- _Exercise instructions_
Give the number of lines that include the word "公司职员", nothing more.

* Start Task inputs *

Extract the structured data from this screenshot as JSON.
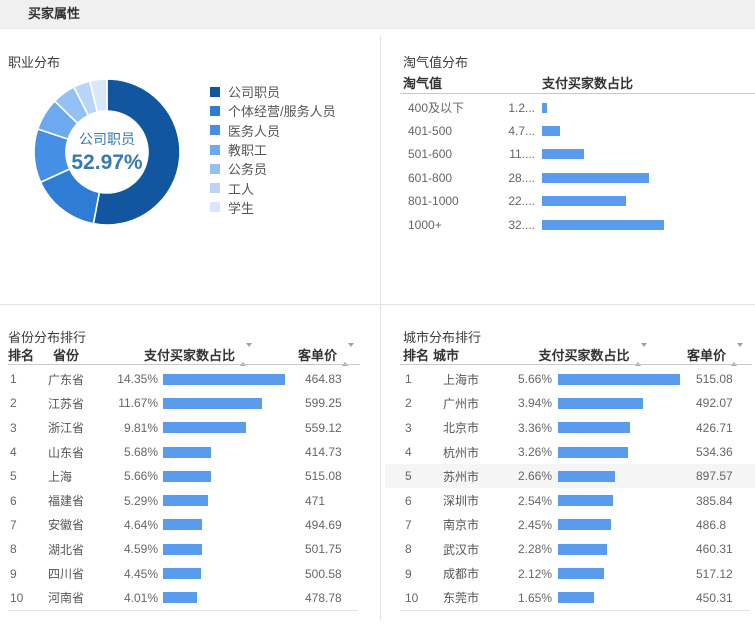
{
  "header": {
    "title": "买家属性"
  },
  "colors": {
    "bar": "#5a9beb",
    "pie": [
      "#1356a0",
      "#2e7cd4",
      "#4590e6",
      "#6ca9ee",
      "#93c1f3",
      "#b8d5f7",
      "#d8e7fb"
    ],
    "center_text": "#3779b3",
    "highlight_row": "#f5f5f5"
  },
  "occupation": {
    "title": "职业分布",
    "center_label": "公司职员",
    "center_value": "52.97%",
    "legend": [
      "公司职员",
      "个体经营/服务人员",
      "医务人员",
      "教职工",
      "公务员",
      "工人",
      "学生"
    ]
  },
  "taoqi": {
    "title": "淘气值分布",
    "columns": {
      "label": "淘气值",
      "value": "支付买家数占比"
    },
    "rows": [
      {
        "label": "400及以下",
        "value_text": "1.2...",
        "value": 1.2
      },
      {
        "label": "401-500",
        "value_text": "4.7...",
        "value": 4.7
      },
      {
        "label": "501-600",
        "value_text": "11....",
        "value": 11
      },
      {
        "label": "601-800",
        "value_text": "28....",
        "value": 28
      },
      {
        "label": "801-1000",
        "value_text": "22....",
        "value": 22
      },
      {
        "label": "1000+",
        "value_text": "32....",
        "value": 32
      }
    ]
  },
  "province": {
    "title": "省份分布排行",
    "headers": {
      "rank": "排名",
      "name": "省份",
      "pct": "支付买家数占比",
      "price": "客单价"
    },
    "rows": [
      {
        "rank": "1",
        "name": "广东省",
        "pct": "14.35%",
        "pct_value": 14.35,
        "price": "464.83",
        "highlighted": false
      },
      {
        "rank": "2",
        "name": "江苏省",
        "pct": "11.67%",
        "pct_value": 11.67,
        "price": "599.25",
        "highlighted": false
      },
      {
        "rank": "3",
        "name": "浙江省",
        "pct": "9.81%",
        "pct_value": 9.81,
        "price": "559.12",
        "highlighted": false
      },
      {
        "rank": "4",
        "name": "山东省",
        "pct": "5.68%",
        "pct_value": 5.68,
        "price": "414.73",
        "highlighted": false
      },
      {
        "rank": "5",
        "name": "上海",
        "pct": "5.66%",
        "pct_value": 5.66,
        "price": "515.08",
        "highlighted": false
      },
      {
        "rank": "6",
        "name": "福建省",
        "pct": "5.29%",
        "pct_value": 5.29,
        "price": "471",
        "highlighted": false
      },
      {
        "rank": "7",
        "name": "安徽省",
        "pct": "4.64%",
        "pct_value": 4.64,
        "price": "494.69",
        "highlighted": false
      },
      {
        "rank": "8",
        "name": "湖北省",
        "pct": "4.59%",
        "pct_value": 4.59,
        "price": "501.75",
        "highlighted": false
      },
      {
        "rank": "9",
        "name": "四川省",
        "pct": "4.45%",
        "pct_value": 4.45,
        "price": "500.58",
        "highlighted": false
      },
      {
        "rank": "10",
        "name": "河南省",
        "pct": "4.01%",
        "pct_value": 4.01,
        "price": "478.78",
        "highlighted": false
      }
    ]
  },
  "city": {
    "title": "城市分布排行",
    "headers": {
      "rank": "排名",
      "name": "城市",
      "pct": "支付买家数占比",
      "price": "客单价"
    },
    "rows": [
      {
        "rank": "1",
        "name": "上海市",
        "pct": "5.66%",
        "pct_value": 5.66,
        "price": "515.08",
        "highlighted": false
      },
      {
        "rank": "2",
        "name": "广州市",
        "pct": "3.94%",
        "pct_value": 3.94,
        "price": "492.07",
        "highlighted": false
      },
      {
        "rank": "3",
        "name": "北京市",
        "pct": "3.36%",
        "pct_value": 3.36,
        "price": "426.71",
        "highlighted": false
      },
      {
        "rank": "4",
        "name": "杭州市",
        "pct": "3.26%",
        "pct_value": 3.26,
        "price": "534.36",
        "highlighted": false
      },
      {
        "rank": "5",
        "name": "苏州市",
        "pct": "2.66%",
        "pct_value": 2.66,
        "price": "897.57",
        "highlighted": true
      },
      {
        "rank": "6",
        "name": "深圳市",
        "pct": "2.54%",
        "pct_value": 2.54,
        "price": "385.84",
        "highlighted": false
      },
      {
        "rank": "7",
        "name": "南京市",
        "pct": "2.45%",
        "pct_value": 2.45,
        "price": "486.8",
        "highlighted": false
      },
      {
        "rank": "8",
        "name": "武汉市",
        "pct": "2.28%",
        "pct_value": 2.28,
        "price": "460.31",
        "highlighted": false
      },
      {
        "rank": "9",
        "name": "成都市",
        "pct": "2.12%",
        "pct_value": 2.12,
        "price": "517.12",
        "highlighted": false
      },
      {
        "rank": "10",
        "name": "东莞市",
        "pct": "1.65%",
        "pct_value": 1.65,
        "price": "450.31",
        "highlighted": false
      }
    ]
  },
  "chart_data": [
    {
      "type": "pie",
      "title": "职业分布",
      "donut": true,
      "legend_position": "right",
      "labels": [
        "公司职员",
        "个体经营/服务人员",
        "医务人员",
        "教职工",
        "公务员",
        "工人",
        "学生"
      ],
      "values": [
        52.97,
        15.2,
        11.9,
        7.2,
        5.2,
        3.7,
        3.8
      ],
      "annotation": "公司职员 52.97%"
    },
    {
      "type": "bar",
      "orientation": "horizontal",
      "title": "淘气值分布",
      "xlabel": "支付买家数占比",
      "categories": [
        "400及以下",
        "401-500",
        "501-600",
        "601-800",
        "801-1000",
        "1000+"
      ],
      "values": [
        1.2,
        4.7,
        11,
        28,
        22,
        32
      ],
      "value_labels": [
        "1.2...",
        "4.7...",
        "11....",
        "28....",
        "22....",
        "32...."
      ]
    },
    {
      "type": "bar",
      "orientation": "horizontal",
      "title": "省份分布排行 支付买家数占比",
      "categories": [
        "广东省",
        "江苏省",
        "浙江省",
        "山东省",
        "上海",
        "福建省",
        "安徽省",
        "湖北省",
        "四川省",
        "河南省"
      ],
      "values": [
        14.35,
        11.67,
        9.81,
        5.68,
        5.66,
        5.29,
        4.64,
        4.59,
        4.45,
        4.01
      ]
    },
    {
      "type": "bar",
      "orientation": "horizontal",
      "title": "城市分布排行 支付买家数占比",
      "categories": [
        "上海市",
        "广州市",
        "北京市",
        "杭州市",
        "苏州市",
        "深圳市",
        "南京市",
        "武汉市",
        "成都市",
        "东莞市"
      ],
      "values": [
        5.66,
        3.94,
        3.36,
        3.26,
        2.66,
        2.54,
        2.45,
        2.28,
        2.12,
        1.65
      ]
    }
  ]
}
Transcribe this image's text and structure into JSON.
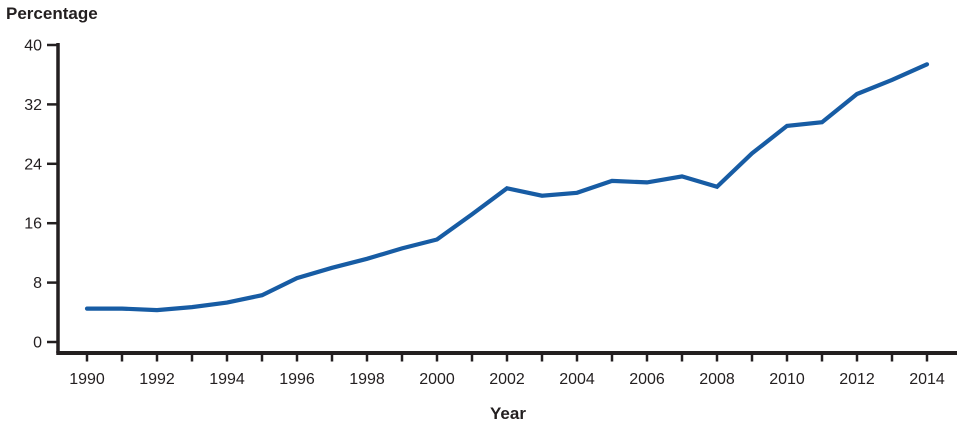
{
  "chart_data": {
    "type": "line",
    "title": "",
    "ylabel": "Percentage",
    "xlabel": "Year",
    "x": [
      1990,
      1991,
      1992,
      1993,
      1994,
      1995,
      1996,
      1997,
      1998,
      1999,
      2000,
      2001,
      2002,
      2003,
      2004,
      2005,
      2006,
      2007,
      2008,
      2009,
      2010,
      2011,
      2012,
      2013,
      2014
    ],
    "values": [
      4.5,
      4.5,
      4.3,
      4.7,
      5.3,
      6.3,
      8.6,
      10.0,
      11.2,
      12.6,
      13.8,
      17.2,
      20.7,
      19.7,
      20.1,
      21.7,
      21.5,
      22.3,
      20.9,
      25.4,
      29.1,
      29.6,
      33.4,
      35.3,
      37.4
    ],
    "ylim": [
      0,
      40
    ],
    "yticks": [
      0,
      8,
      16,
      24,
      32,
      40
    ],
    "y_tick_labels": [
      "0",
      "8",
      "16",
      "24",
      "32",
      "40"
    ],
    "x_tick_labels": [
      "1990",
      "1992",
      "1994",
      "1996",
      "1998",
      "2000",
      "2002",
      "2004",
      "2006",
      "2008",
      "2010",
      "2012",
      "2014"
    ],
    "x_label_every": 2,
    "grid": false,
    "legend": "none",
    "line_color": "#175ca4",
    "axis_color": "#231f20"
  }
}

* End Task inputs *

- _Answer for this exercise_
4